__PROVIDED PASSAGE__
◇ ◇ ◇ ◇ ◇ ◇ ◇

Cosmetic results of wound repairs are dependent on many factors including the quality of the closure, infections, and suture quality. A key factor is the tension on the wound edges, which tends to increase inflammation, leading to fibrosis and erythema. Tension is composed of static tension (the result of wound location, size, closure techniques, etc.) and dynamic tension. This dynamic tension is caused by the action of the muscles underlying the wound. Specifically, wounds that are repaired parallel to relaxed skin tension lines (RSTL) have less dynamic tension and heal with a better cosmetic result. Scars that are perpendicular to these RSTL have increased tension, which results in increased inflammation, increased deposition of collagen and glycosaminoglycans, increased fibroblastic response, and poor wound healing and increased scarring. Decreasing dynamic tension by denervating the underlying muscle with botulinum toxin offers an intriguing way to potentially lessen scarring.
In some embodiments, the surgery can comprise surgery to treat cancer, for example skin cancer, for example, Mohs surgery. Mohs micrographic surgery is considered the most effective technique for treating many basal cell carcinomas (BCCs) and squamous cell carcinomas (SCCs), including those in cosmetically and functionally important areas around the eyes, nose, lips, ears, scalp, fingers, toes or genitals.

◇ ◇ ◇ ◇ ◇ ◇ ◇

__EXCERPTED RECORDS__
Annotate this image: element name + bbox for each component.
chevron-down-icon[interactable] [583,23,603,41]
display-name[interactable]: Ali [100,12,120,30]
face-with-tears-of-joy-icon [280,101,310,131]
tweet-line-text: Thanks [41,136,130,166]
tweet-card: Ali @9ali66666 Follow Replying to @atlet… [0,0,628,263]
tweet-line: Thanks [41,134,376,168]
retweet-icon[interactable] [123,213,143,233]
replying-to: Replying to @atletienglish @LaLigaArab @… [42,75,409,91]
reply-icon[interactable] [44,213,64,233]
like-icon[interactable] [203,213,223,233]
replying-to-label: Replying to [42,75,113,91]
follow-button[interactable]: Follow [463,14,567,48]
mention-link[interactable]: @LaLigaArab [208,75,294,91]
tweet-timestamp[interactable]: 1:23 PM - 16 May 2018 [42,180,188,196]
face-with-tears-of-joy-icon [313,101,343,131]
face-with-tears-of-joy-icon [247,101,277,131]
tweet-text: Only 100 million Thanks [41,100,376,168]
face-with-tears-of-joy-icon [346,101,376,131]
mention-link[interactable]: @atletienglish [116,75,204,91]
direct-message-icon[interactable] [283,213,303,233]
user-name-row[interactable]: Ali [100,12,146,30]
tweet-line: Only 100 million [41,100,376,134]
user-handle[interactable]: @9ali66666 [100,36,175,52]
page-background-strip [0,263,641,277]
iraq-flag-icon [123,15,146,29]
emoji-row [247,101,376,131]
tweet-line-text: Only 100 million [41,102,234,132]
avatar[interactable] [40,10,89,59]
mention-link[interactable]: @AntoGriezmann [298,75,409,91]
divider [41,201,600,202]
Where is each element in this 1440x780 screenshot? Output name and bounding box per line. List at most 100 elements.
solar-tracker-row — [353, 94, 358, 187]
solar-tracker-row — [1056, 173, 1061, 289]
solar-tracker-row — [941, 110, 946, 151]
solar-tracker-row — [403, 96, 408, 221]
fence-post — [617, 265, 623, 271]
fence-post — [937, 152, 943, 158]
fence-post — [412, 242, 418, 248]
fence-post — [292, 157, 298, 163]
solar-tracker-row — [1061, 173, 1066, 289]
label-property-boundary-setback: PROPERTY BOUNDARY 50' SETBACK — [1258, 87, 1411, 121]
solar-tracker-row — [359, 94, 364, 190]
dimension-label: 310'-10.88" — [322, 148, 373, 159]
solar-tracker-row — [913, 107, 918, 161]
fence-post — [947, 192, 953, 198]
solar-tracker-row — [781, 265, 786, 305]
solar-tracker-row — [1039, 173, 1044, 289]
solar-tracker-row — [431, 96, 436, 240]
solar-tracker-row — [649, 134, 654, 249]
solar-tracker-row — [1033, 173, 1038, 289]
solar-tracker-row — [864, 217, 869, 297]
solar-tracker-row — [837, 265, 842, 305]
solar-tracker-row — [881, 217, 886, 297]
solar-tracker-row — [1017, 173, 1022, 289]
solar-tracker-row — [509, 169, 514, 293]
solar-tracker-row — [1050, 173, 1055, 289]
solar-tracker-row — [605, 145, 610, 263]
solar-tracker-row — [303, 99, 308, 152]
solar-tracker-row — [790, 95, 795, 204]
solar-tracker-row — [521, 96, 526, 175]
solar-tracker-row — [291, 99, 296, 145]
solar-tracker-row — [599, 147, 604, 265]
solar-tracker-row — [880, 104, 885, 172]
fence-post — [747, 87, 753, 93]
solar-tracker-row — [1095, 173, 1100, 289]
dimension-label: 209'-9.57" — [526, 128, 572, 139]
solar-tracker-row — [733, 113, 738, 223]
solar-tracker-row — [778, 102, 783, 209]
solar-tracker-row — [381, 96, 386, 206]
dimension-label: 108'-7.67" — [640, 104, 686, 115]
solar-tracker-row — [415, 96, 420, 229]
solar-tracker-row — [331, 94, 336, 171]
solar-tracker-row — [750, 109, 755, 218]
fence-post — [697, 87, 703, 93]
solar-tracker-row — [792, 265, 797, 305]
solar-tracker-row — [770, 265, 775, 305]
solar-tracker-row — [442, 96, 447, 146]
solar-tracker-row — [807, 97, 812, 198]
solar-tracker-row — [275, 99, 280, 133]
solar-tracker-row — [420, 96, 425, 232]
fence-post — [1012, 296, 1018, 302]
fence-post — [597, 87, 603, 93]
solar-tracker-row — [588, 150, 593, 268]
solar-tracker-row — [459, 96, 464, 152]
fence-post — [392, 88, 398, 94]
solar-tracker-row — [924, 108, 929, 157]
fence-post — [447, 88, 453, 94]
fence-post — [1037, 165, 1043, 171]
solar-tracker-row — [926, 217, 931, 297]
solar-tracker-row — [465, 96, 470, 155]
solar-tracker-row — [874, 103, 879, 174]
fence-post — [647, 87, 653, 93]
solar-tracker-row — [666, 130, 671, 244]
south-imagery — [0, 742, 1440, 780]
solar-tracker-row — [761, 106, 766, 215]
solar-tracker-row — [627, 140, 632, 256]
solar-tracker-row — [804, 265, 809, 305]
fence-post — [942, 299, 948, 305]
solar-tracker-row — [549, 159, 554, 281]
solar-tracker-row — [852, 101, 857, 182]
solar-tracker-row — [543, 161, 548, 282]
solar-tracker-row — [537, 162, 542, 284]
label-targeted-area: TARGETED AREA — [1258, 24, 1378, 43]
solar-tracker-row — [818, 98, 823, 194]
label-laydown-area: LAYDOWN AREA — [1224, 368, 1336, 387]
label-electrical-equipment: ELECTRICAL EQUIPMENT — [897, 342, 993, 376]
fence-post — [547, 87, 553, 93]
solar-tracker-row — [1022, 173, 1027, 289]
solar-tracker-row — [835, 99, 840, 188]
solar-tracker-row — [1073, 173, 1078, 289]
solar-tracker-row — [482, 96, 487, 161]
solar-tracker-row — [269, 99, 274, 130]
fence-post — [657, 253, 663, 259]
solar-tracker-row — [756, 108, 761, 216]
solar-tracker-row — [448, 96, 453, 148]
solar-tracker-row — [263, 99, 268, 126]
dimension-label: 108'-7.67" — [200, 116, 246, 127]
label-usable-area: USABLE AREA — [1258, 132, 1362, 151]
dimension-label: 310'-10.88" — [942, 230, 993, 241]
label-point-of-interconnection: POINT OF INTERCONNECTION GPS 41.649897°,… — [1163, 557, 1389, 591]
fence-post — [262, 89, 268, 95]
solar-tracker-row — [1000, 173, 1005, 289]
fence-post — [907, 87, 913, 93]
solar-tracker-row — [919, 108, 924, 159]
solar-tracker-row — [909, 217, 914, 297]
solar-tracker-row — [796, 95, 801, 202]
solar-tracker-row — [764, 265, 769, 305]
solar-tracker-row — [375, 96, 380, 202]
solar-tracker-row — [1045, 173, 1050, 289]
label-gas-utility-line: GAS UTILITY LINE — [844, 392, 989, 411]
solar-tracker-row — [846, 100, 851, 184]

◇ ◇ ◇ ◇ ◇ ◇ ◇

__REQUIRED ACTION 1__
In the provided passage, what causes dynamic tension on a wound?
__REQUIRED ACTION 2__
Name every body area the provided passage gives as a cosmetically and functionally important area where Mohs surgery is used.

__WRITTEN ANSWER 1__
The action of the muscles underlying the wound.

__WRITTEN ANSWER 2__
Eyes, nose, lips, ears, scalp, fingers, toes, genitals